-- Start Provided material --
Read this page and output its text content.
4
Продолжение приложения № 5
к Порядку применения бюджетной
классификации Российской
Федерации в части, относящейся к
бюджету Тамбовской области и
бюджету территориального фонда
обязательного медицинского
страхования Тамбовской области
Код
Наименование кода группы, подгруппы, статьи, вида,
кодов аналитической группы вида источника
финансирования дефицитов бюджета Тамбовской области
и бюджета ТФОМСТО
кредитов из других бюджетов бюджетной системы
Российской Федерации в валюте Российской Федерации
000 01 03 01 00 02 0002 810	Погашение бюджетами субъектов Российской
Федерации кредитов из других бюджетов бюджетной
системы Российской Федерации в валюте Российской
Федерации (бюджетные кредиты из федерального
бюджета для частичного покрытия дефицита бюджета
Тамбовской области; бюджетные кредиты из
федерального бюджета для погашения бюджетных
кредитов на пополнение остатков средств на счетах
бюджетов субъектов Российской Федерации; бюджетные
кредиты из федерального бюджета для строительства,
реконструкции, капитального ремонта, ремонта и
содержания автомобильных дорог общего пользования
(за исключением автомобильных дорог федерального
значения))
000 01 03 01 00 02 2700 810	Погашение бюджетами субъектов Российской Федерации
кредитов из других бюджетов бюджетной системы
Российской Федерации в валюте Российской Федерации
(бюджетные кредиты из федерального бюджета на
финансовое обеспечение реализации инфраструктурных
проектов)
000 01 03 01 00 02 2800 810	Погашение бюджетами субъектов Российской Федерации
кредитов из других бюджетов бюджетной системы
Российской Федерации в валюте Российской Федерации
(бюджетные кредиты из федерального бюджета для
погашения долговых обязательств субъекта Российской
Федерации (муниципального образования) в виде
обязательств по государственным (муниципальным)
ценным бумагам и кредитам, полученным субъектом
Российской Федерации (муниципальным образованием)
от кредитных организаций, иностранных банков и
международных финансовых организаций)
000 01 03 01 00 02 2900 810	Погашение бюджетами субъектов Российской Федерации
-- End Provided material --
* Given task *
Pick out every line holding the string "кредиты" and return it.

* Exercise result *
Федерации (бюджетные кредиты из федерального
Тамбовской области; бюджетные кредиты из
кредиты из федерального бюджета для строительства,
(бюджетные кредиты из федерального бюджета на
(бюджетные кредиты из федерального бюджета для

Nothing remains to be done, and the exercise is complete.